Stored entries:
- - -

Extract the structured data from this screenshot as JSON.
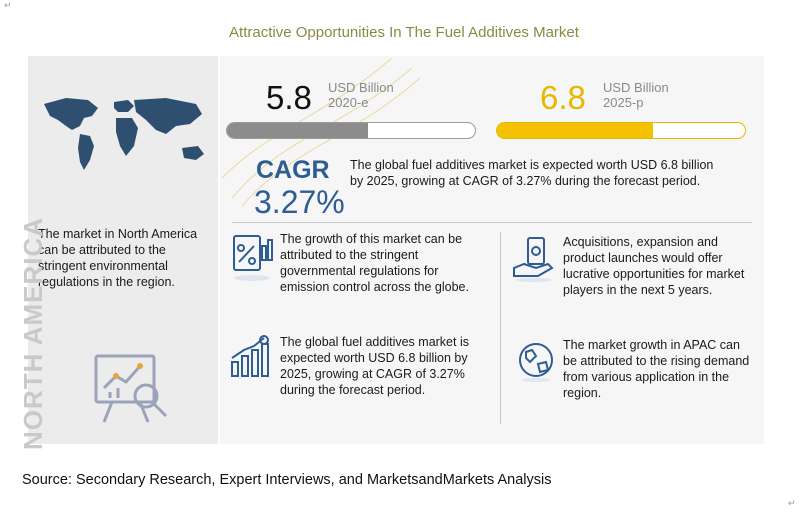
{
  "title": "Attractive Opportunities In The Fuel Additives Market",
  "kpis": {
    "current": {
      "value": "5.8",
      "unit": "USD Billion",
      "period": "2020-e",
      "fill_fraction": 0.57
    },
    "forecast": {
      "value": "6.8",
      "unit": "USD Billion",
      "period": "2025-p",
      "fill_fraction": 0.63
    }
  },
  "cagr": {
    "label": "CAGR",
    "value": "3.27%",
    "description": "The global fuel additives market is expected worth USD 6.8 billion by 2025, growing at CAGR of 3.27% during the forecast period."
  },
  "left_panel": {
    "text": "The market in North America can be attributed to the stringent environmental regulations in the region.",
    "region_label": "NORTH AMERICA"
  },
  "insights": [
    {
      "icon": "regulation-chart-icon",
      "text": "The growth of this market can be attributed to the stringent governmental regulations for emission control across the globe."
    },
    {
      "icon": "money-hand-icon",
      "text": "Acquisitions, expansion and product launches would offer lucrative opportunities for market players in the next 5 years."
    },
    {
      "icon": "growth-bar-chart-icon",
      "text": "The global fuel additives market is expected worth USD 6.8 billion by 2025, growing at CAGR of 3.27% during the forecast period."
    },
    {
      "icon": "globe-icon",
      "text": "The market growth in APAC can be attributed to the rising demand from various application in the region."
    }
  ],
  "source": "Source: Secondary Research, Expert Interviews, and MarketsandMarkets Analysis",
  "colors": {
    "gray_fill": "#8c8c8c",
    "gold_fill": "#f2c200",
    "cagr_blue": "#2e5d93",
    "title_olive": "#8a8a45"
  }
}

- - -

*Problem:*
Report how many lines of the preceding records include "icon". Output the number only.

*The completed task:*
4